PROBLEM DETAILS | Restate all of the entries exactly, dropping any pictures they hold.

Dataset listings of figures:

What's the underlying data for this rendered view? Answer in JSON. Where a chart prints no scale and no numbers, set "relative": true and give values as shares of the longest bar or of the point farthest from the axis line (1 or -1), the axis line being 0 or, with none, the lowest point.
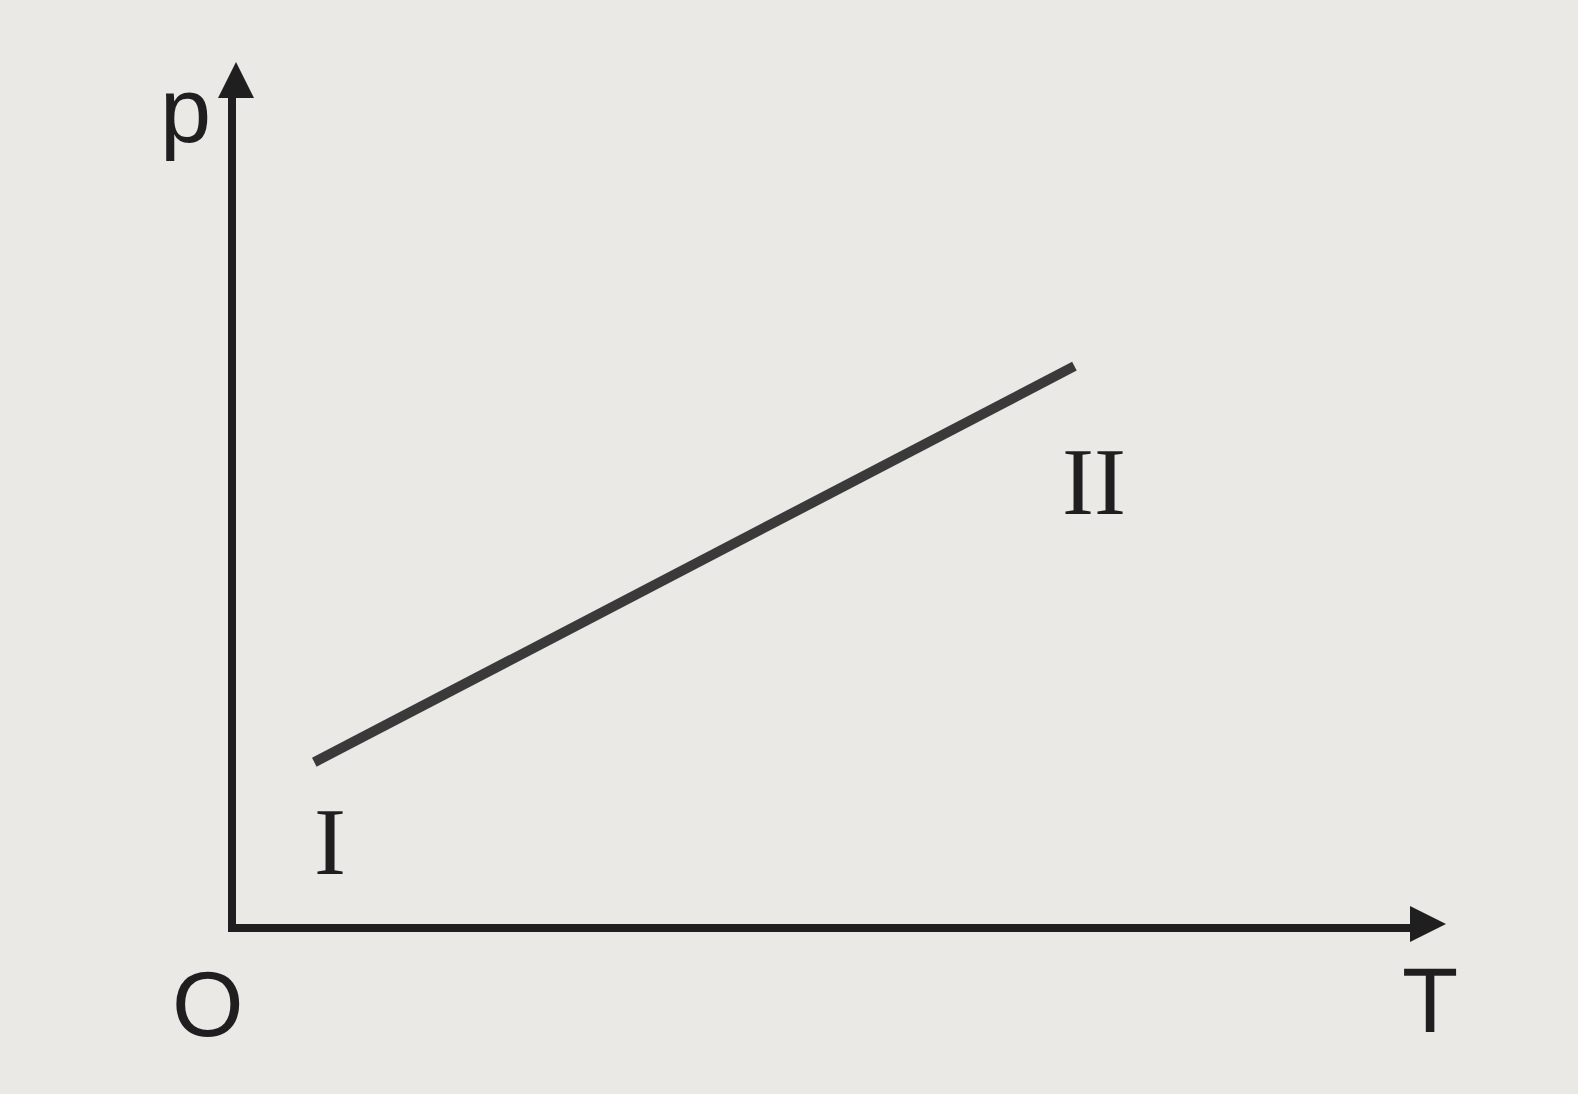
{
  "chart_data": {
    "type": "line",
    "relative": true,
    "xlabel": "T",
    "ylabel": "p",
    "categories": [
      null,
      null
    ],
    "series": [
      {
        "color": "#3a3a3a",
        "values": [
          0.29,
          1
        ]
      }
    ],
    "annotations": [
      "I",
      "II",
      "O"
    ],
    "marker": "none",
    "line_style": "solid"
  }
}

OUTPUT OF THE EXERCISE |
What's the underlying data for this rendered view? Answer in JSON. Where a chart prints no scale and no numbers, set "relative": true and give values as shares of the longest bar or of the point farthest from the axis line (1 or -1), the axis line being 0 or, with none, the lowest point.
{
  "chart_data": {
    "type": "line",
    "relative": true,
    "xlabel": "T",
    "ylabel": "p",
    "categories": [
      null,
      null
    ],
    "series": [
      {
        "color": "#3a3a3a",
        "values": [
          0.29,
          1
        ]
      }
    ],
    "annotations": [
      "I",
      "II",
      "O"
    ],
    "marker": "none",
    "line_style": "solid"
  }
}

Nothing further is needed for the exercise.